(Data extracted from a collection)
[START]

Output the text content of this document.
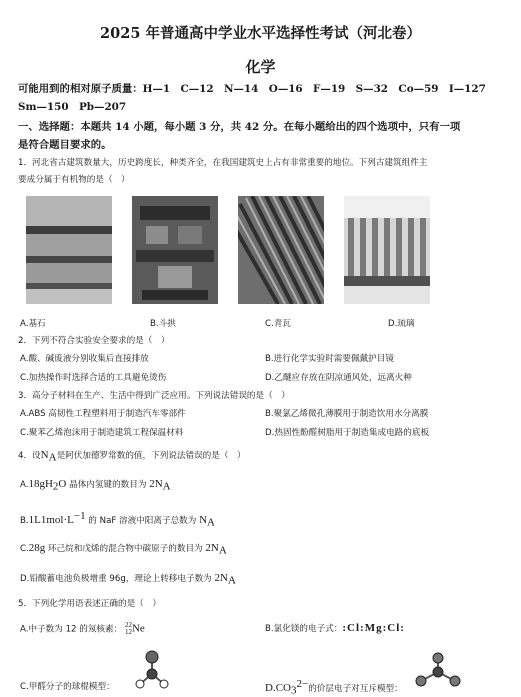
2025 年普通高中学业水平选择性考试（河北卷）
化学
可能用到的相对原子质量：H—1　C—12　N—14　O—16　F—19　S—32　Co—59　I—127
Sm—150　Pb—207
一、选择题：本题共 14 小题，每小题 3 分，共 42 分。在每小题给出的四个选项中，只有一项
是符合题目要求的。
1．河北省古建筑数量大，历史跨度长，种类齐全，在我国建筑史上占有非常重要的地位。下列古建筑组件主
要成分属于有机物的是（　）
A.基石	B.斗拱	C.青瓦	D.琉璃
2．下列不符合实验安全要求的是（　）
A.酸、碱废液分别收集后直接排放	B.进行化学实验时需要佩戴护目镜
C.加热操作时选择合适的工具避免烫伤	D.乙醚应存放在阴凉通风处，远离火种
3．高分子材料在生产、生活中得到广泛应用。下列说法错误的是（　）
A.ABS 高韧性工程塑料用于制造汽车零部件	B.聚氯乙烯微孔薄膜用于制造饮用水分离膜
C.聚苯乙烯泡沫用于制造建筑工程保温材料	D.热固性酚醛树脂用于制造集成电路的底板
4．设$N_A$是阿伏加德罗常数的值，下列说法错误的是（　）
$A.18gH_2O$ 晶体内氢键的数目为 $2N_A$
$B.1L1mol\cdot L^{-1}$ 的 NaF 溶液中阳离子总数为 $N_A$
C.28g 环己烷和戊烯的混合物中碳原子的数目为 $2N_A$
D.铅酸蓄电池负极增重 96g，理论上转移电子数为 $2N_A$
5．下列化学用语表述正确的是（　）
A.中子数为 12 的氖核素： 22
12Ne	B.氯化镁的电子式：:Cl:Mg:Cl:
C.甲醛分子的球棍模型：	$D.CO_3^{2-}$的价层电子对互斥模型：
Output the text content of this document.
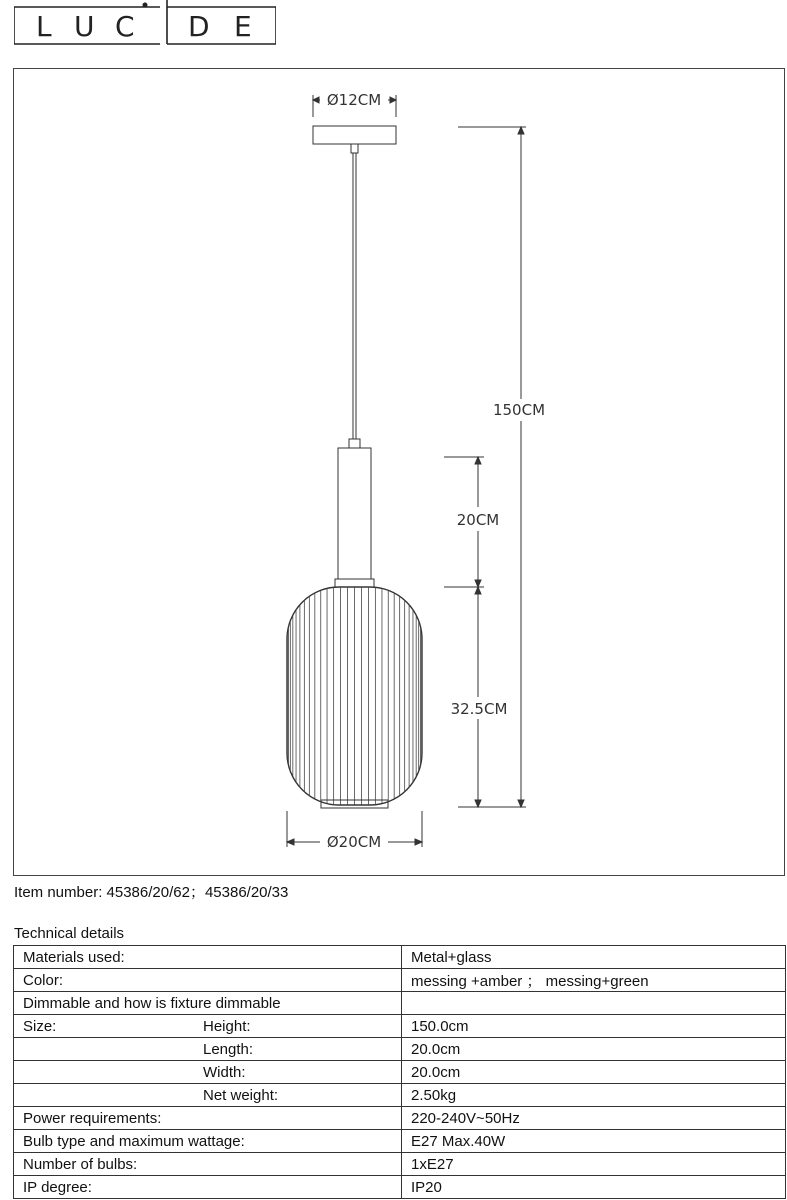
L U C D E
Ø12CM
150CM
20CM
32.5CM
Ø20CM
Item number: 45386/20/62；45386/20/33
Technical details
Materials used:	Metal+glass
Color:	messing +amber ； messing+green
Dimmable and how is fixture dimmable	
Size: Height:	150.0cm
Length:	20.0cm
Width:	20.0cm
Net weight:	2.50kg
Power requirements:	220-240V~50Hz
Bulb type and maximum wattage:	E27 Max.40W
Number of bulbs:	1xE27
IP degree:	IP20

[END]

**PROBLEM DETAILS:**
Take the listing above and print it exactly, apart from the pictures.

**ANSWER IN FULL:**
Output the text content of this document.
2025 年普通高中学业水平选择性考试（河北卷）
化学
可能用到的相对原子质量：H—1　C—12　N—14　O—16　F—19　S—32　Co—59　I—127
Sm—150　Pb—207
一、选择题：本题共 14 小题，每小题 3 分，共 42 分。在每小题给出的四个选项中，只有一项
是符合题目要求的。
1．河北省古建筑数量大，历史跨度长，种类齐全，在我国建筑史上占有非常重要的地位。下列古建筑组件主
要成分属于有机物的是（　）
A.基石	B.斗拱	C.青瓦	D.琉璃
2．下列不符合实验安全要求的是（　）
A.酸、碱废液分别收集后直接排放	B.进行化学实验时需要佩戴护目镜
C.加热操作时选择合适的工具避免烫伤	D.乙醚应存放在阴凉通风处，远离火种
3．高分子材料在生产、生活中得到广泛应用。下列说法错误的是（　）
A.ABS 高韧性工程塑料用于制造汽车零部件	B.聚氯乙烯微孔薄膜用于制造饮用水分离膜
C.聚苯乙烯泡沫用于制造建筑工程保温材料	D.热固性酚醛树脂用于制造集成电路的底板
4．设$N_A$是阿伏加德罗常数的值，下列说法错误的是（　）
$A.18gH_2O$ 晶体内氢键的数目为 $2N_A$
$B.1L1mol\cdot L^{-1}$ 的 NaF 溶液中阳离子总数为 $N_A$
C.28g 环己烷和戊烯的混合物中碳原子的数目为 $2N_A$
D.铅酸蓄电池负极增重 96g，理论上转移电子数为 $2N_A$
5．下列化学用语表述正确的是（　）
A.中子数为 12 的氖核素： 22
12Ne	B.氯化镁的电子式：:Cl:Mg:Cl:
C.甲醛分子的球棍模型：	$D.CO_3^{2-}$的价层电子对互斥模型：
Output the text content of this document.
L U C D E
Ø12CM
150CM
20CM
32.5CM
Ø20CM
Item number: 45386/20/62；45386/20/33
Technical details
Materials used:	Metal+glass
Color:	messing +amber ； messing+green
Dimmable and how is fixture dimmable	
Size: Height:	150.0cm
Length:	20.0cm
Width:	20.0cm
Net weight:	2.50kg
Power requirements:	220-240V~50Hz
Bulb type and maximum wattage:	E27 Max.40W
Number of bulbs:	1xE27
IP degree:	IP20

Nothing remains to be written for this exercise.